Stored data entries:
** START **

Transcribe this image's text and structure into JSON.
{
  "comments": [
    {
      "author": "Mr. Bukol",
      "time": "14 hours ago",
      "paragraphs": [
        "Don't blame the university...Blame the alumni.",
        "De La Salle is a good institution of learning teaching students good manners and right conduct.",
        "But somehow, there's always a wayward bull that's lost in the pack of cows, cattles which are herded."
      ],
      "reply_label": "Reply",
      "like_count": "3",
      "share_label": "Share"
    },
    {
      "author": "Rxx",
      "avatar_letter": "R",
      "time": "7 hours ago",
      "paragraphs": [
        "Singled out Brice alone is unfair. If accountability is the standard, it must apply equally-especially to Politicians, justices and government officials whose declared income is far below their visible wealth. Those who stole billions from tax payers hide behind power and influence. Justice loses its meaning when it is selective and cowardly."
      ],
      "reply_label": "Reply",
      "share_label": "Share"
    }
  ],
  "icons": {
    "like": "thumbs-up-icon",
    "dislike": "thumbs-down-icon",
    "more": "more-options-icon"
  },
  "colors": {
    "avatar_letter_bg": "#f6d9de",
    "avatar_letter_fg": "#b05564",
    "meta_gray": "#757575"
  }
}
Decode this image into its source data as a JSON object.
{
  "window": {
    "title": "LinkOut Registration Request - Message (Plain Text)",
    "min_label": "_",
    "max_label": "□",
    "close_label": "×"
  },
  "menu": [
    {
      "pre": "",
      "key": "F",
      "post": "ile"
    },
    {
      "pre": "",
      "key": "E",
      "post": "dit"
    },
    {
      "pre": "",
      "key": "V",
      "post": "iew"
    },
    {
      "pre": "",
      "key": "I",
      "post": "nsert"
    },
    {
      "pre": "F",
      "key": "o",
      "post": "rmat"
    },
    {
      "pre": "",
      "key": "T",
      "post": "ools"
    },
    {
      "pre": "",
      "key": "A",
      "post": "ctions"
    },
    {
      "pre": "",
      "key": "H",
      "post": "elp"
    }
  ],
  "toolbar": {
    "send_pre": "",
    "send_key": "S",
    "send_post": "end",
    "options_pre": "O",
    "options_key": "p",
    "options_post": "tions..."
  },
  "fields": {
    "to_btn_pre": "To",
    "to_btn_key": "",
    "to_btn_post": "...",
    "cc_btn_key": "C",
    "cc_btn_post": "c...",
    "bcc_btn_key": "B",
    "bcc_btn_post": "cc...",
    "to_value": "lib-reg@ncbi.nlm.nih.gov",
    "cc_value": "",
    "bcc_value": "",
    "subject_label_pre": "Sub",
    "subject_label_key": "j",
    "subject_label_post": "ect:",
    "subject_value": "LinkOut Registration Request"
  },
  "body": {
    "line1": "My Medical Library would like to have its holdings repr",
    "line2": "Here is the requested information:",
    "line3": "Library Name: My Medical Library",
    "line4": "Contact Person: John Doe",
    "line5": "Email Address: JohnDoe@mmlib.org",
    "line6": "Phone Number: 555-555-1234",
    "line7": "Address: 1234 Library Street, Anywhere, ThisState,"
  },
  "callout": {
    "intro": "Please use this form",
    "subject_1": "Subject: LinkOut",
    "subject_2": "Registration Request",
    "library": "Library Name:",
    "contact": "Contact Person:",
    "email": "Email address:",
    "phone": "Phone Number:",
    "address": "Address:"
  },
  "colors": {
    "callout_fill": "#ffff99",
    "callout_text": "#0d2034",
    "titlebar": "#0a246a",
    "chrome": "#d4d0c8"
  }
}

** END **

Within the listing above, find every line containing the string "Email" and return it.

    "line5": "Email Address: JohnDoe@mmlib.org",
    "email": "Email address:",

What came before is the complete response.